PROMPT.
Search the records that follow and extract every line containing the string "median".

(Data entries for graphics)
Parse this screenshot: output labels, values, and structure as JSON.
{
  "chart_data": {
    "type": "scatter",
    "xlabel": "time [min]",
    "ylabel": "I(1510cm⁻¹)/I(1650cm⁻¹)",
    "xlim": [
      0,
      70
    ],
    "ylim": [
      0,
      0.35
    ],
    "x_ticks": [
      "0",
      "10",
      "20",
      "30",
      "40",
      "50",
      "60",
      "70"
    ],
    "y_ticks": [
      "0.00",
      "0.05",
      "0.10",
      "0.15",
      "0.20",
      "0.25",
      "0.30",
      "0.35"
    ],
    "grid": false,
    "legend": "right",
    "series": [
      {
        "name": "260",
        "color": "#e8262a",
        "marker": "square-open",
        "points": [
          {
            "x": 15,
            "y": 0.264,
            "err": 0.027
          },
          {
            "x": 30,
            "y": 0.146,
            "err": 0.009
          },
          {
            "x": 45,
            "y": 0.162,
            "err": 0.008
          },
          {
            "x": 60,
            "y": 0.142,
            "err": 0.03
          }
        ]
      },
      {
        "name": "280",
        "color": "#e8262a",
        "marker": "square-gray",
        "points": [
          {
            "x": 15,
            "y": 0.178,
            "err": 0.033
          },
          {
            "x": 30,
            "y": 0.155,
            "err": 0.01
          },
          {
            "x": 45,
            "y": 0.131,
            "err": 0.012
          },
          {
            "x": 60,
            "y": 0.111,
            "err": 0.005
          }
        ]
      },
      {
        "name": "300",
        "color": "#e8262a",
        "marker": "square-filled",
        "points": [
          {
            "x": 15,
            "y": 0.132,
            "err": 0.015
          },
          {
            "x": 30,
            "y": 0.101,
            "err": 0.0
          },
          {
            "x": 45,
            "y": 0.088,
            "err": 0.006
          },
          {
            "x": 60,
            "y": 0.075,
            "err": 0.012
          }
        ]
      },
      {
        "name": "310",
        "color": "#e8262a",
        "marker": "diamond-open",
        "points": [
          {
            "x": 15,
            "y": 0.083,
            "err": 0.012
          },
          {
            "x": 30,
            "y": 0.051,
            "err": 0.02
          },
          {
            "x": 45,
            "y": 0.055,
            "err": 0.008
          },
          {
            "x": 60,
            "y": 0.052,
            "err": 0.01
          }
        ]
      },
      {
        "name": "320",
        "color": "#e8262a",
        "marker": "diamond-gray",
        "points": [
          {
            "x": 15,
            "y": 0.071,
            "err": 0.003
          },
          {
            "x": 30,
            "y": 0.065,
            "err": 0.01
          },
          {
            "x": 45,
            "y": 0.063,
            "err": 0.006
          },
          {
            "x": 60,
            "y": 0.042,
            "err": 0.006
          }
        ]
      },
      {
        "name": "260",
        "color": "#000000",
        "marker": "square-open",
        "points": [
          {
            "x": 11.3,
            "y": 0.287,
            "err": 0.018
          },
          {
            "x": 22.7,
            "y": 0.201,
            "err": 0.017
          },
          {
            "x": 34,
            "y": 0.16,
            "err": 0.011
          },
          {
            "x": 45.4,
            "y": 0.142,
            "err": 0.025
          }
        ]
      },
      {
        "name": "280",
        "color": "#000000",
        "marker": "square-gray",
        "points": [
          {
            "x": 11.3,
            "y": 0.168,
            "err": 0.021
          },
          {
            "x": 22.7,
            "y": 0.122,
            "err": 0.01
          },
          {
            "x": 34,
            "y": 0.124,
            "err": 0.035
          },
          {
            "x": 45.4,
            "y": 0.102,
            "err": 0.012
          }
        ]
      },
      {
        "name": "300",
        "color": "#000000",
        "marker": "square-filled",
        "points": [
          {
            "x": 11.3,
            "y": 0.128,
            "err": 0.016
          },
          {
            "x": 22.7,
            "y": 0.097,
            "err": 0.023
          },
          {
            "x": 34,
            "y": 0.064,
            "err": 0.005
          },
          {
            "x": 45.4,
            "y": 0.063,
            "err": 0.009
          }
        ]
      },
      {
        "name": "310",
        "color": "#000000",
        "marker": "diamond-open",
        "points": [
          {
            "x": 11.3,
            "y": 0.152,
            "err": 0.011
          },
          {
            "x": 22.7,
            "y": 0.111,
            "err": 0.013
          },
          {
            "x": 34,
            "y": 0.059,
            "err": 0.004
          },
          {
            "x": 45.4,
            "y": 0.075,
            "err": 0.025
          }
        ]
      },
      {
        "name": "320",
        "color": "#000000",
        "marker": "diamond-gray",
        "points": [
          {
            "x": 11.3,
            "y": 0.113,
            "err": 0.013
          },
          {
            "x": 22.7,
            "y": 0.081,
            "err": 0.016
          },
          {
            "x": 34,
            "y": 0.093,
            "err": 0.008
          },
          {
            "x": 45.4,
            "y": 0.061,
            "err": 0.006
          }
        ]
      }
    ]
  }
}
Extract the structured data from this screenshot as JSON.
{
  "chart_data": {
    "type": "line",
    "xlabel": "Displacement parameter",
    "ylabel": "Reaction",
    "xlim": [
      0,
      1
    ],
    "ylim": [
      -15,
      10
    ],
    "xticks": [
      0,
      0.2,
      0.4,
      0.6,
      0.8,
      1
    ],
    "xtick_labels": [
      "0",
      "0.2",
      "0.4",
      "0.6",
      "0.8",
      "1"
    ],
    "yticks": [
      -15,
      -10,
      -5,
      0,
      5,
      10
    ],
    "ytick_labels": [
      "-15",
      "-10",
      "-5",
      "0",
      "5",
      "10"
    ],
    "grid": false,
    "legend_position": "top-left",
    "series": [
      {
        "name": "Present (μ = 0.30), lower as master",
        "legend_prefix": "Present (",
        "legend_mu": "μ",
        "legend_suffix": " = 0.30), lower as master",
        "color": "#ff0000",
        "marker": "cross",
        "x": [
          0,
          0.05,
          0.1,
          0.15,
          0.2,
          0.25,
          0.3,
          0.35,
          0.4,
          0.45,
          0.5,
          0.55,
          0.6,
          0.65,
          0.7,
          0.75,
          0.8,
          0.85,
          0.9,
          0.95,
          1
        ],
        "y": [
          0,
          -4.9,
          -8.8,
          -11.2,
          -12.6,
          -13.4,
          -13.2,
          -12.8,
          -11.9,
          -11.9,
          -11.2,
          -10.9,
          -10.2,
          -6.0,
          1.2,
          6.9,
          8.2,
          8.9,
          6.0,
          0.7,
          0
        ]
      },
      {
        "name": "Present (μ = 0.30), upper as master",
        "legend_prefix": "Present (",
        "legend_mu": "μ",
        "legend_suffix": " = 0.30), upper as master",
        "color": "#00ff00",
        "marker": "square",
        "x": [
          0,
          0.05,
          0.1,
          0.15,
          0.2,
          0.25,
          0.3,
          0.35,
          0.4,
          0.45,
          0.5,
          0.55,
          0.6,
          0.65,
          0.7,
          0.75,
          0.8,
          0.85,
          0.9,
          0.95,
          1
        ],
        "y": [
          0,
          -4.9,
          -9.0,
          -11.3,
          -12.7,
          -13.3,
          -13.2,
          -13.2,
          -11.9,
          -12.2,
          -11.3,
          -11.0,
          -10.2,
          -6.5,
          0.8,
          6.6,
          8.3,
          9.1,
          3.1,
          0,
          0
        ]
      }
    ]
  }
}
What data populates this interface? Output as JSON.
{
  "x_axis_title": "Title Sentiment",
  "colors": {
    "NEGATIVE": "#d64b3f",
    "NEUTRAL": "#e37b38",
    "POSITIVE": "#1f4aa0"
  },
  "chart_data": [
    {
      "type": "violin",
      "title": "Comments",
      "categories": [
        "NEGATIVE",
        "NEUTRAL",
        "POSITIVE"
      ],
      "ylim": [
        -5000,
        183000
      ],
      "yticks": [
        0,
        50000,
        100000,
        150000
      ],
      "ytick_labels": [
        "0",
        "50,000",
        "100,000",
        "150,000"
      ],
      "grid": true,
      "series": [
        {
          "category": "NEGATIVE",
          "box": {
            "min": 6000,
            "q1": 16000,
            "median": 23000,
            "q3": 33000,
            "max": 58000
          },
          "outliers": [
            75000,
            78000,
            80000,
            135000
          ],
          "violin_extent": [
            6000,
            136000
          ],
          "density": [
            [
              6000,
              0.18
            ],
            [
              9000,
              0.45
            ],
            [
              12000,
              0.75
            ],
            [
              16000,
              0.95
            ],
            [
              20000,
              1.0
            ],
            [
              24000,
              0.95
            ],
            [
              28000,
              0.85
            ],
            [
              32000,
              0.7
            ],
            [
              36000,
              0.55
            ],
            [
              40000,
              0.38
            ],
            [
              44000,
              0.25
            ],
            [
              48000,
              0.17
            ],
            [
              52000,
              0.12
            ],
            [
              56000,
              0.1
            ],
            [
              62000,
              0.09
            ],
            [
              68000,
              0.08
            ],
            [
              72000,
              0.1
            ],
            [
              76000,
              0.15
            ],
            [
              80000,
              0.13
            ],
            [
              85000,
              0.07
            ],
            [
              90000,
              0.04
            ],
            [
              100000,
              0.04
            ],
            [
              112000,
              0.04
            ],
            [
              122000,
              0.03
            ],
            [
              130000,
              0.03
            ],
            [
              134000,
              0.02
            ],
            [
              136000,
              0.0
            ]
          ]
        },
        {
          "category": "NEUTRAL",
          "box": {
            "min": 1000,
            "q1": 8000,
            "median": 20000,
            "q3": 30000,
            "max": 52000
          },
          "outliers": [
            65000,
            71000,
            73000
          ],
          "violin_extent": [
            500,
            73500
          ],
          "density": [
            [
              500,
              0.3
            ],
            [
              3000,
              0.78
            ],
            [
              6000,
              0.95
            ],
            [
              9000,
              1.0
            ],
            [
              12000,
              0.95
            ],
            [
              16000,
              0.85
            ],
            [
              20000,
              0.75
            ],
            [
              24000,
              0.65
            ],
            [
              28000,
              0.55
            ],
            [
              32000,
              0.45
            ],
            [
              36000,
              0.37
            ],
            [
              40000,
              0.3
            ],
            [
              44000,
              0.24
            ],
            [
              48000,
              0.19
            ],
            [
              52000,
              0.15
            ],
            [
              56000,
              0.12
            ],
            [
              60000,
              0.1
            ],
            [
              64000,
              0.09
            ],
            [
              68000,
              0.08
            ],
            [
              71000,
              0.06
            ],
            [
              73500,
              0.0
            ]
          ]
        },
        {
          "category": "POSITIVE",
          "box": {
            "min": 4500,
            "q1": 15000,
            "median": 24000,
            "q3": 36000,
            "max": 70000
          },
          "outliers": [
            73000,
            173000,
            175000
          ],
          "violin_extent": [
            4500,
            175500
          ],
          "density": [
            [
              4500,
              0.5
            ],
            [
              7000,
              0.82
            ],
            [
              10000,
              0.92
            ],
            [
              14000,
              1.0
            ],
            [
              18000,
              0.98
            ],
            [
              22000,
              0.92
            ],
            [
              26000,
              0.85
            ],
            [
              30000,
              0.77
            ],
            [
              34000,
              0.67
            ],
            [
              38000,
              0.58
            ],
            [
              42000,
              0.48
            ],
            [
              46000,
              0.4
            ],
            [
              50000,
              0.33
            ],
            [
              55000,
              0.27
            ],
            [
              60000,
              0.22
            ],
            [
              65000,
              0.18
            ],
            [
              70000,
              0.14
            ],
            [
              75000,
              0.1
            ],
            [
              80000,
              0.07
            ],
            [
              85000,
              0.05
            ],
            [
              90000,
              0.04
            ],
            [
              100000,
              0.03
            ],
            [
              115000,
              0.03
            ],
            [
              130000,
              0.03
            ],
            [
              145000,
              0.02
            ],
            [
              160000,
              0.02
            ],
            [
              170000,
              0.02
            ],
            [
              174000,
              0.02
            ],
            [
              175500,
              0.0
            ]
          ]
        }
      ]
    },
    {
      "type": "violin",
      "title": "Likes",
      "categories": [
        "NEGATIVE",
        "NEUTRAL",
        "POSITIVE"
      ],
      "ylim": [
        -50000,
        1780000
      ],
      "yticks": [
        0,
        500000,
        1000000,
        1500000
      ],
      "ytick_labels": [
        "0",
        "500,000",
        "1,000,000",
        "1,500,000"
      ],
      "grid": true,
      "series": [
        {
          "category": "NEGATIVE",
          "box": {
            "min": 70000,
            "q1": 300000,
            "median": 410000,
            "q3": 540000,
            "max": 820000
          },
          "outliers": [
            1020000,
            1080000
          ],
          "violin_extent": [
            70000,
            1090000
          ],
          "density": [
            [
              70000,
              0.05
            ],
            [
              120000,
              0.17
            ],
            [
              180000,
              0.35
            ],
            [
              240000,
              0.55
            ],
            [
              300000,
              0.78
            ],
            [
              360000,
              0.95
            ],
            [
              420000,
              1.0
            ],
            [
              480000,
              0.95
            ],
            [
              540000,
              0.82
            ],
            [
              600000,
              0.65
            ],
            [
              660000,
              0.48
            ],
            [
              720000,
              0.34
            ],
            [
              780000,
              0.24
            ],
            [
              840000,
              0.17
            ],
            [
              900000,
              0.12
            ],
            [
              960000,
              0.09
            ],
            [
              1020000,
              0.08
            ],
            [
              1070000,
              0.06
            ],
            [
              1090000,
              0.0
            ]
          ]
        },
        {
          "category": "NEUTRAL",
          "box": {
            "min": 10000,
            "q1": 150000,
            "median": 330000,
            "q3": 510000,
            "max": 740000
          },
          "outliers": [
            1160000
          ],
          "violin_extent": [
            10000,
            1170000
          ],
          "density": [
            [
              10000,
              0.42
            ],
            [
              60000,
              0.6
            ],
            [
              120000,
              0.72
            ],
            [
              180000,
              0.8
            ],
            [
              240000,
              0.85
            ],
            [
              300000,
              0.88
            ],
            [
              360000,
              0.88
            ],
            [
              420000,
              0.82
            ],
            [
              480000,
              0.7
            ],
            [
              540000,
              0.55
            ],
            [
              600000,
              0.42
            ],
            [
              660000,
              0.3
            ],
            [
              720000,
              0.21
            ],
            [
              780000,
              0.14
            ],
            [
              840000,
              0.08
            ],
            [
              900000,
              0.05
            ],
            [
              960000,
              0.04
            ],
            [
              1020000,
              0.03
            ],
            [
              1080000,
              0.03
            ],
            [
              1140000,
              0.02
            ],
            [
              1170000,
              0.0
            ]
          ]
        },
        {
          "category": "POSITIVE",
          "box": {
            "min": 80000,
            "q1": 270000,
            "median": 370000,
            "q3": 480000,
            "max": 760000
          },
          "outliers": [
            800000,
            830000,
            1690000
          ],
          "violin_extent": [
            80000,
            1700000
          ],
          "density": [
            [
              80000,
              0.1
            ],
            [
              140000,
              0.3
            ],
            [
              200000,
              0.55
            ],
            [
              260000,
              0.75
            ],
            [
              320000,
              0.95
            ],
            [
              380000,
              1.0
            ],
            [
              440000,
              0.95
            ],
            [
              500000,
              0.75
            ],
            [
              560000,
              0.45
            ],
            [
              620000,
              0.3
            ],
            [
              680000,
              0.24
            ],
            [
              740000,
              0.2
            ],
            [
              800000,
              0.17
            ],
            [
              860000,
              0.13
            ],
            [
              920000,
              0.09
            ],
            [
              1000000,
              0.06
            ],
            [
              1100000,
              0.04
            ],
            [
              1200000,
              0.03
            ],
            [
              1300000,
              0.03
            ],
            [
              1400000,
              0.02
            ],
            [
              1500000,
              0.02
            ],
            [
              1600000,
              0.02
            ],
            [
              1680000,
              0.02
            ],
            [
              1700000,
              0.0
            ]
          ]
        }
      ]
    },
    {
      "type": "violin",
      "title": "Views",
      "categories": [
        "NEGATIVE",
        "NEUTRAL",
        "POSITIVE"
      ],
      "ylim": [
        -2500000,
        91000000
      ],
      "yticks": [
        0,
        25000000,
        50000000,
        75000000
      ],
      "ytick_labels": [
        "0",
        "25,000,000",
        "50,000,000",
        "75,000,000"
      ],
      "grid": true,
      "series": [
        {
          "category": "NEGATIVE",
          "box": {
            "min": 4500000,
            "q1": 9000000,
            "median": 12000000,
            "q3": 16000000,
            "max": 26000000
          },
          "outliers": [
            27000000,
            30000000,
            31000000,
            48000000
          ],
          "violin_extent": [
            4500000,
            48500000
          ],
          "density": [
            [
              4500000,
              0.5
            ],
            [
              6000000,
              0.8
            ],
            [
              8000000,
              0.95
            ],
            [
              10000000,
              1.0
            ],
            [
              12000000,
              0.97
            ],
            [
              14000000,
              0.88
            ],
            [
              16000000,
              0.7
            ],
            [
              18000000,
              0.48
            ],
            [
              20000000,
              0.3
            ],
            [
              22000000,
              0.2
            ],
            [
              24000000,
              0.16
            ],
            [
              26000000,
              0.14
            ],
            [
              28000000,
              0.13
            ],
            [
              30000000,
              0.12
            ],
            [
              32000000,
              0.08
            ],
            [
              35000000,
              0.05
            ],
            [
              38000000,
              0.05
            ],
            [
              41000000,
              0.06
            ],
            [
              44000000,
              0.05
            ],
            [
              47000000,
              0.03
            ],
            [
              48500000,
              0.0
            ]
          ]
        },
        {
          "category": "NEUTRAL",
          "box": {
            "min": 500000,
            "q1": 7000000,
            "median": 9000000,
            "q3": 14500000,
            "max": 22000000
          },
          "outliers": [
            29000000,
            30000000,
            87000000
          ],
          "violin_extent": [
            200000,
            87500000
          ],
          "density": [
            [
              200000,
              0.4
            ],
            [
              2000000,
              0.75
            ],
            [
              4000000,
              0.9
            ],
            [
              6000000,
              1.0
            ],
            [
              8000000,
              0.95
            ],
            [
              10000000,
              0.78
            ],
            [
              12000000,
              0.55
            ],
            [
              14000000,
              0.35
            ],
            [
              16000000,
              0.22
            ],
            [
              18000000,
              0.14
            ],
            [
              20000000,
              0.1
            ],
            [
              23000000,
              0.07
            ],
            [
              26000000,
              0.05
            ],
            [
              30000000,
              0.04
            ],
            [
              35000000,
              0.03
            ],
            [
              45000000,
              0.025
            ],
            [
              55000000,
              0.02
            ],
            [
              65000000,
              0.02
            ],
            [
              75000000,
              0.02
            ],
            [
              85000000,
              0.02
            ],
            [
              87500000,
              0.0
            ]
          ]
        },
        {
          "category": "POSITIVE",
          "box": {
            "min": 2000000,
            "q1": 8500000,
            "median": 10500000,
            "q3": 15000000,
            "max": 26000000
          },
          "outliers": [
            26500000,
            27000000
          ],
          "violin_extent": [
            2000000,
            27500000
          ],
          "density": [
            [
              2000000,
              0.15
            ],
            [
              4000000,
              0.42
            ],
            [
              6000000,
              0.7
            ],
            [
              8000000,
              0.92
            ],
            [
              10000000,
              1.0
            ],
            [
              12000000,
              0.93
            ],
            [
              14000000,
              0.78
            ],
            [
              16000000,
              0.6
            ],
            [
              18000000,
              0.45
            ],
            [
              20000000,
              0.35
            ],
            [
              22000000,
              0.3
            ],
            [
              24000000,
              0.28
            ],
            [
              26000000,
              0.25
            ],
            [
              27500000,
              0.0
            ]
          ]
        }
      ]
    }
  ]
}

EXERCISE ANSWER.
            "median": 23000,
            "median": 20000,
            "median": 24000,
            "median": 410000,
            "median": 330000,
            "median": 370000,
            "median": 12000000,
            "median": 9000000,
            "median": 10500000,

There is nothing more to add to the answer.